(Stored items from a collection)
=====

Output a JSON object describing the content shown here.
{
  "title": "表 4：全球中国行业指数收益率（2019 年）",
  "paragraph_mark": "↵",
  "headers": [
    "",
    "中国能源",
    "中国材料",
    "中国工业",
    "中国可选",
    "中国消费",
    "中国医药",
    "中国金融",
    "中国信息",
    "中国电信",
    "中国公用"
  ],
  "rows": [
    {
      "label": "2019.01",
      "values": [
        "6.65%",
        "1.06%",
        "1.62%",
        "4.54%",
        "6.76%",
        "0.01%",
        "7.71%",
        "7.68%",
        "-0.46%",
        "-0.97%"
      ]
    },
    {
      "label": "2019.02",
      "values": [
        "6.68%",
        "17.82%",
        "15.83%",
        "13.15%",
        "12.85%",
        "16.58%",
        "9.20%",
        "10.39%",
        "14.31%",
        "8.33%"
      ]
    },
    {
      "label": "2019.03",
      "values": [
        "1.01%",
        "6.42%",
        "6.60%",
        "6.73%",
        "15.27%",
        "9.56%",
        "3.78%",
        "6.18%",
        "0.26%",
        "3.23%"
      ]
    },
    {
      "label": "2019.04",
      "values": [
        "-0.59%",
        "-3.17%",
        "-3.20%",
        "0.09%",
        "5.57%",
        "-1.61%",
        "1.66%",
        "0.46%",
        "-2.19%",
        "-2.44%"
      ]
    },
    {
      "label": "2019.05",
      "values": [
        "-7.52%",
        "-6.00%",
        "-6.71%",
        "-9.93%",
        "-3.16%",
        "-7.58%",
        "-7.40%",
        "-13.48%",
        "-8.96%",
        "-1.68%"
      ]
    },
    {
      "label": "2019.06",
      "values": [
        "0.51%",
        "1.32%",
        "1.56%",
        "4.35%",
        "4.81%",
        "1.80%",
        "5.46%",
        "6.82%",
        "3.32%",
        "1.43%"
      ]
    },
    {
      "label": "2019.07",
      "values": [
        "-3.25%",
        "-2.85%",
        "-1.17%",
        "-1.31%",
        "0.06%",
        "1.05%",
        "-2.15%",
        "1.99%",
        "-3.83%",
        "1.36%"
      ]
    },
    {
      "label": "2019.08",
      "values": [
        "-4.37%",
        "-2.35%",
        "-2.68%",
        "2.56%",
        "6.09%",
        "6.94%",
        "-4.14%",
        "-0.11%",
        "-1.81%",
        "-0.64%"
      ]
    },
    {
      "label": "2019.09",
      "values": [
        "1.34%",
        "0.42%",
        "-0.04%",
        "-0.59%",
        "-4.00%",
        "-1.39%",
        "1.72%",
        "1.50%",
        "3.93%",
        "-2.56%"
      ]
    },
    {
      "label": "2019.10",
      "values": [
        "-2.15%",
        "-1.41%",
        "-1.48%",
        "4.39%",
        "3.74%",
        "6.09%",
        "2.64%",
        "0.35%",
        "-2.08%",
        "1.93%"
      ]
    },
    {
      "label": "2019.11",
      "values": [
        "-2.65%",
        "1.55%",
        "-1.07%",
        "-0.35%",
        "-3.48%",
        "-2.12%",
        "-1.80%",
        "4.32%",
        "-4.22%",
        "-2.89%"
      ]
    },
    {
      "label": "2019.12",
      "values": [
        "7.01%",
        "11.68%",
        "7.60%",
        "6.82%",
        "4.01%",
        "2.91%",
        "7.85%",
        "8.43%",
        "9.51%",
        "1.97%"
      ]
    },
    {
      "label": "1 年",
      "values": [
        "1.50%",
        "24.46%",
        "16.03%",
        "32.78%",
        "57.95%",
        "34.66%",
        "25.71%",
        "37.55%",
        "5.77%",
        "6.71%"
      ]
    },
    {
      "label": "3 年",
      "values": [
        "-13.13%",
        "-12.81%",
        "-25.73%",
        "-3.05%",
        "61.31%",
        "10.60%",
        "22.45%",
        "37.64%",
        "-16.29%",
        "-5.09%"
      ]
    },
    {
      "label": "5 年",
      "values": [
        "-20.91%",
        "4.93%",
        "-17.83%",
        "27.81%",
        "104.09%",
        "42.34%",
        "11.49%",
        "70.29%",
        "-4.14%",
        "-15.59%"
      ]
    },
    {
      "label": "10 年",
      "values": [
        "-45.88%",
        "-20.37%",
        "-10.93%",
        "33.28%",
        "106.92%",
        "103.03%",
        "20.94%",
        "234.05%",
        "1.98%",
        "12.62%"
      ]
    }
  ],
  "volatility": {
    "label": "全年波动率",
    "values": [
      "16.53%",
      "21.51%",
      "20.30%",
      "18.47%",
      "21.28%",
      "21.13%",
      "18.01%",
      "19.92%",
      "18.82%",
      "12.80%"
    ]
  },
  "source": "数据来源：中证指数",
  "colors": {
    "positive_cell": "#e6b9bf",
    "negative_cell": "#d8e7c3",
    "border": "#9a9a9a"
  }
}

=====

» SHORT EXERCISE
Type out the material again exactly as presented.

» ANSWER TO THIS TASK
Output a JSON object describing the content shown here.
{
  "title": "表 4：全球中国行业指数收益率（2019 年）",
  "paragraph_mark": "↵",
  "headers": [
    "",
    "中国能源",
    "中国材料",
    "中国工业",
    "中国可选",
    "中国消费",
    "中国医药",
    "中国金融",
    "中国信息",
    "中国电信",
    "中国公用"
  ],
  "rows": [
    {
      "label": "2019.01",
      "values": [
        "6.65%",
        "1.06%",
        "1.62%",
        "4.54%",
        "6.76%",
        "0.01%",
        "7.71%",
        "7.68%",
        "-0.46%",
        "-0.97%"
      ]
    },
    {
      "label": "2019.02",
      "values": [
        "6.68%",
        "17.82%",
        "15.83%",
        "13.15%",
        "12.85%",
        "16.58%",
        "9.20%",
        "10.39%",
        "14.31%",
        "8.33%"
      ]
    },
    {
      "label": "2019.03",
      "values": [
        "1.01%",
        "6.42%",
        "6.60%",
        "6.73%",
        "15.27%",
        "9.56%",
        "3.78%",
        "6.18%",
        "0.26%",
        "3.23%"
      ]
    },
    {
      "label": "2019.04",
      "values": [
        "-0.59%",
        "-3.17%",
        "-3.20%",
        "0.09%",
        "5.57%",
        "-1.61%",
        "1.66%",
        "0.46%",
        "-2.19%",
        "-2.44%"
      ]
    },
    {
      "label": "2019.05",
      "values": [
        "-7.52%",
        "-6.00%",
        "-6.71%",
        "-9.93%",
        "-3.16%",
        "-7.58%",
        "-7.40%",
        "-13.48%",
        "-8.96%",
        "-1.68%"
      ]
    },
    {
      "label": "2019.06",
      "values": [
        "0.51%",
        "1.32%",
        "1.56%",
        "4.35%",
        "4.81%",
        "1.80%",
        "5.46%",
        "6.82%",
        "3.32%",
        "1.43%"
      ]
    },
    {
      "label": "2019.07",
      "values": [
        "-3.25%",
        "-2.85%",
        "-1.17%",
        "-1.31%",
        "0.06%",
        "1.05%",
        "-2.15%",
        "1.99%",
        "-3.83%",
        "1.36%"
      ]
    },
    {
      "label": "2019.08",
      "values": [
        "-4.37%",
        "-2.35%",
        "-2.68%",
        "2.56%",
        "6.09%",
        "6.94%",
        "-4.14%",
        "-0.11%",
        "-1.81%",
        "-0.64%"
      ]
    },
    {
      "label": "2019.09",
      "values": [
        "1.34%",
        "0.42%",
        "-0.04%",
        "-0.59%",
        "-4.00%",
        "-1.39%",
        "1.72%",
        "1.50%",
        "3.93%",
        "-2.56%"
      ]
    },
    {
      "label": "2019.10",
      "values": [
        "-2.15%",
        "-1.41%",
        "-1.48%",
        "4.39%",
        "3.74%",
        "6.09%",
        "2.64%",
        "0.35%",
        "-2.08%",
        "1.93%"
      ]
    },
    {
      "label": "2019.11",
      "values": [
        "-2.65%",
        "1.55%",
        "-1.07%",
        "-0.35%",
        "-3.48%",
        "-2.12%",
        "-1.80%",
        "4.32%",
        "-4.22%",
        "-2.89%"
      ]
    },
    {
      "label": "2019.12",
      "values": [
        "7.01%",
        "11.68%",
        "7.60%",
        "6.82%",
        "4.01%",
        "2.91%",
        "7.85%",
        "8.43%",
        "9.51%",
        "1.97%"
      ]
    },
    {
      "label": "1 年",
      "values": [
        "1.50%",
        "24.46%",
        "16.03%",
        "32.78%",
        "57.95%",
        "34.66%",
        "25.71%",
        "37.55%",
        "5.77%",
        "6.71%"
      ]
    },
    {
      "label": "3 年",
      "values": [
        "-13.13%",
        "-12.81%",
        "-25.73%",
        "-3.05%",
        "61.31%",
        "10.60%",
        "22.45%",
        "37.64%",
        "-16.29%",
        "-5.09%"
      ]
    },
    {
      "label": "5 年",
      "values": [
        "-20.91%",
        "4.93%",
        "-17.83%",
        "27.81%",
        "104.09%",
        "42.34%",
        "11.49%",
        "70.29%",
        "-4.14%",
        "-15.59%"
      ]
    },
    {
      "label": "10 年",
      "values": [
        "-45.88%",
        "-20.37%",
        "-10.93%",
        "33.28%",
        "106.92%",
        "103.03%",
        "20.94%",
        "234.05%",
        "1.98%",
        "12.62%"
      ]
    }
  ],
  "volatility": {
    "label": "全年波动率",
    "values": [
      "16.53%",
      "21.51%",
      "20.30%",
      "18.47%",
      "21.28%",
      "21.13%",
      "18.01%",
      "19.92%",
      "18.82%",
      "12.80%"
    ]
  },
  "source": "数据来源：中证指数",
  "colors": {
    "positive_cell": "#e6b9bf",
    "negative_cell": "#d8e7c3",
    "border": "#9a9a9a"
  }
}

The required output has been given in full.